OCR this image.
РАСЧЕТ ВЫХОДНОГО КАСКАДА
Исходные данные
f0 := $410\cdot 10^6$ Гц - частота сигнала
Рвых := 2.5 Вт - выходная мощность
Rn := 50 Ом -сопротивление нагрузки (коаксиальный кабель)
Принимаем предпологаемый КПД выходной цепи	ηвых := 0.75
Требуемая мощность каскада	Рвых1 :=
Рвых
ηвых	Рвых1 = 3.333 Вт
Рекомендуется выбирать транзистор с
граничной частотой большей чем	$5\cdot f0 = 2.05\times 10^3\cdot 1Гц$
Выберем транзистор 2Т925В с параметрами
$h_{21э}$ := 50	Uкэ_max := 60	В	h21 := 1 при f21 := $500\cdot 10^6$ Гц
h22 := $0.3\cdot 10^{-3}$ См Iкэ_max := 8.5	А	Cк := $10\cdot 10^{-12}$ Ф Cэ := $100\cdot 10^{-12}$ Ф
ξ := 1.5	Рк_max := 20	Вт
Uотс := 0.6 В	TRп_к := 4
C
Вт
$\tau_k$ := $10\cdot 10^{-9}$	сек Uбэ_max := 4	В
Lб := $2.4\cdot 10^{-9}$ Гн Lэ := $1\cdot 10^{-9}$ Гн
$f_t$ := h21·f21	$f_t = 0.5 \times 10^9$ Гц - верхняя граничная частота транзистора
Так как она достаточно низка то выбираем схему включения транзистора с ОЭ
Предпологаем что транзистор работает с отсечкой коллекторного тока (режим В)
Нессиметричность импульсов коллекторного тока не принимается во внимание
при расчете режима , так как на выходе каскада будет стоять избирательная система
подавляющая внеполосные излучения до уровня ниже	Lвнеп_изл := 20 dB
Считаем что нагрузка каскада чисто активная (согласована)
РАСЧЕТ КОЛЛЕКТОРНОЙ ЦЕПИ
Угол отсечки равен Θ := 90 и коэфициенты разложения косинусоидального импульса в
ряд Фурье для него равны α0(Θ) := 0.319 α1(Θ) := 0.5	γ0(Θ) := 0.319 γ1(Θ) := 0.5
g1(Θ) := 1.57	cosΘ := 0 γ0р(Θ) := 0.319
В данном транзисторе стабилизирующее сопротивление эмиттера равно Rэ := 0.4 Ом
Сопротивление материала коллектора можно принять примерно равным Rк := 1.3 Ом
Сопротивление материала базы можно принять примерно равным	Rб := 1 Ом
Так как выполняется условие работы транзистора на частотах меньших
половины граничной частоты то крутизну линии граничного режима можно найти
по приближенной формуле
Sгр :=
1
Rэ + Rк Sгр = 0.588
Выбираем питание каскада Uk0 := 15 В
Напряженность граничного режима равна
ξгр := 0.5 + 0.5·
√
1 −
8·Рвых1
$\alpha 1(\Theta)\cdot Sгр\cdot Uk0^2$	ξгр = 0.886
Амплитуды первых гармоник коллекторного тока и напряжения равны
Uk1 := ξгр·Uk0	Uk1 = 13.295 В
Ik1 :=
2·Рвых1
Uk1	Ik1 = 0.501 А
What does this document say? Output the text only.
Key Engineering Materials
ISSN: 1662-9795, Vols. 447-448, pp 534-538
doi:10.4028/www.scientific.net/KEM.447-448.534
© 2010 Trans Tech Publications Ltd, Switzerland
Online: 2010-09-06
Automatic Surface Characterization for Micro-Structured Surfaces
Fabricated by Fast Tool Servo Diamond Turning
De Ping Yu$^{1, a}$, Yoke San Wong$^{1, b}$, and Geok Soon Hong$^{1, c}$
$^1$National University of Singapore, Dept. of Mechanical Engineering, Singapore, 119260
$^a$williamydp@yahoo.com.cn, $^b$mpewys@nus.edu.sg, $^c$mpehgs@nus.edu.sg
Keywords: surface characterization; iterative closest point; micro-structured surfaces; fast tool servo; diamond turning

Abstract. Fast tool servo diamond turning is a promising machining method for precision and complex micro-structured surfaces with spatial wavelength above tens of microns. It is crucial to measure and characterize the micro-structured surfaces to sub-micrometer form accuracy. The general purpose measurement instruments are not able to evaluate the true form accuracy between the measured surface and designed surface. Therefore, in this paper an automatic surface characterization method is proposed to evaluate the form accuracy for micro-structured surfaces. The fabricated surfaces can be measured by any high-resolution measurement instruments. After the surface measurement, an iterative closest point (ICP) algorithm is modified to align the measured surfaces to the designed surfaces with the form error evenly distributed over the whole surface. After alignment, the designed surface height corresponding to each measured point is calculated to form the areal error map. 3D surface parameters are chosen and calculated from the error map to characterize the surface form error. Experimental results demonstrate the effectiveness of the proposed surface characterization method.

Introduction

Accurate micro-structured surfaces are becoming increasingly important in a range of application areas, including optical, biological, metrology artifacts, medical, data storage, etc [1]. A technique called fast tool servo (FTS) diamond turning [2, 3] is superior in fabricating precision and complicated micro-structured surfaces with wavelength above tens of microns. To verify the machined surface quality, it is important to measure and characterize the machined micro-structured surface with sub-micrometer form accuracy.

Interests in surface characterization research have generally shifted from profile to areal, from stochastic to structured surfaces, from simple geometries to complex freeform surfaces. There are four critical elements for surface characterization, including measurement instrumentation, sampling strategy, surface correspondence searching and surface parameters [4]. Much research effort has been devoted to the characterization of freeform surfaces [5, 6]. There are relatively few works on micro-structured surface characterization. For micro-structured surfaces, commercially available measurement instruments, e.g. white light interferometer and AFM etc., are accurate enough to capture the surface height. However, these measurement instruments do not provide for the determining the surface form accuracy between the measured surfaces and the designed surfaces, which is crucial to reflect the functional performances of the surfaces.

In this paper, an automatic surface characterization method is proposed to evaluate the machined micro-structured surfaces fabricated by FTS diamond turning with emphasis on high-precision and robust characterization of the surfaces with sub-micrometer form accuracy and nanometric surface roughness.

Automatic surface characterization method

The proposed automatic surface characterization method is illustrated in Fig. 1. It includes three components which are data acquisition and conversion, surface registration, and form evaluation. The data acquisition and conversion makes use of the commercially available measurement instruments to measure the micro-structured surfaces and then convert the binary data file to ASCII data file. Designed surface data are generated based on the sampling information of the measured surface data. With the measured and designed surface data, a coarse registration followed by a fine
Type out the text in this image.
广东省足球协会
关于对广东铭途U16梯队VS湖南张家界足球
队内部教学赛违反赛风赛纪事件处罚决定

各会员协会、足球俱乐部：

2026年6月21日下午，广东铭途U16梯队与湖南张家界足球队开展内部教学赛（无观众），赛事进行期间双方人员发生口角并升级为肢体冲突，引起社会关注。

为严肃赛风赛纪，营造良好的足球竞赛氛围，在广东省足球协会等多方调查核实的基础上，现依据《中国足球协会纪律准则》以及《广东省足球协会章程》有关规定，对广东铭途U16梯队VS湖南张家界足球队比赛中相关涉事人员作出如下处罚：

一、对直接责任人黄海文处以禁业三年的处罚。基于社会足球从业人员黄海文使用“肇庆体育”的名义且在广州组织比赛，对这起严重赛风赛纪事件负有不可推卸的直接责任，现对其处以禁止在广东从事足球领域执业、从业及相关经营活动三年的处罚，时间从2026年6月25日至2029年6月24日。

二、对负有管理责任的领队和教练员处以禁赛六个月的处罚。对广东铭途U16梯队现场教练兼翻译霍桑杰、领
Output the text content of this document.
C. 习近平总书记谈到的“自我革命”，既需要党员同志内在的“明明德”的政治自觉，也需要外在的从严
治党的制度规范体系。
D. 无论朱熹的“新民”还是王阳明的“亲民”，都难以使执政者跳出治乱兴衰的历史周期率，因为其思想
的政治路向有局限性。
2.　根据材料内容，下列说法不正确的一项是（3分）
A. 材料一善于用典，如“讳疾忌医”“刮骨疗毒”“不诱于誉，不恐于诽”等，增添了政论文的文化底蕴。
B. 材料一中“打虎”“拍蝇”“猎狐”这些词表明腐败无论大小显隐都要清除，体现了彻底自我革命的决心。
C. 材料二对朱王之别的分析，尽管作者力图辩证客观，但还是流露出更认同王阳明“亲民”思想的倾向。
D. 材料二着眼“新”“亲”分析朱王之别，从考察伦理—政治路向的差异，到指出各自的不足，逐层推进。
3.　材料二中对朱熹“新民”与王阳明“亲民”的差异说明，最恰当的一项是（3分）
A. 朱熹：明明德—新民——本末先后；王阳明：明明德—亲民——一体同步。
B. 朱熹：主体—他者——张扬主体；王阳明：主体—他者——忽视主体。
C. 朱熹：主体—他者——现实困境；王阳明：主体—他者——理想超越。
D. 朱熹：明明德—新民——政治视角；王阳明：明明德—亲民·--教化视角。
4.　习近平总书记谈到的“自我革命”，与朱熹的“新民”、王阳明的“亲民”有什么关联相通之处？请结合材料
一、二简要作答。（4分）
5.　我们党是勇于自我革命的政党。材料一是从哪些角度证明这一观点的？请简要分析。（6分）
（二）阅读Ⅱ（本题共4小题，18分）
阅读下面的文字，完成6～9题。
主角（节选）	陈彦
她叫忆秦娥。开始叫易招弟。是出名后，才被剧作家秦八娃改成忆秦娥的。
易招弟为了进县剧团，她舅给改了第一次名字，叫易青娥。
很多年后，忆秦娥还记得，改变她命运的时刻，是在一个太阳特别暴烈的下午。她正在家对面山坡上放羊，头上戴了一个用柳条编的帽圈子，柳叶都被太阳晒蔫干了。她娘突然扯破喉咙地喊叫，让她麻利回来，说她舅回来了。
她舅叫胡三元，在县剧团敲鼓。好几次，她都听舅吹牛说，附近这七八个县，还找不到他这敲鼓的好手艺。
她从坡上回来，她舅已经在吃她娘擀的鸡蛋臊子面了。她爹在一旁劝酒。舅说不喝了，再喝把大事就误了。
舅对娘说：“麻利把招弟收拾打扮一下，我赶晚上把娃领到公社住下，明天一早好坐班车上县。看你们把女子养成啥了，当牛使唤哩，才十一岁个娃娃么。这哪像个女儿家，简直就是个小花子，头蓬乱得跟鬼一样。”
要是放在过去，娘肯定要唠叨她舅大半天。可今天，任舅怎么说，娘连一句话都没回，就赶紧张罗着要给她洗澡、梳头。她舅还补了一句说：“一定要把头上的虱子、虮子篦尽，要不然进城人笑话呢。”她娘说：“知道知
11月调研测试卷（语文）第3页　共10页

What you will do: State, as a number only, how many lines in the entries include "document".

Completed task: 2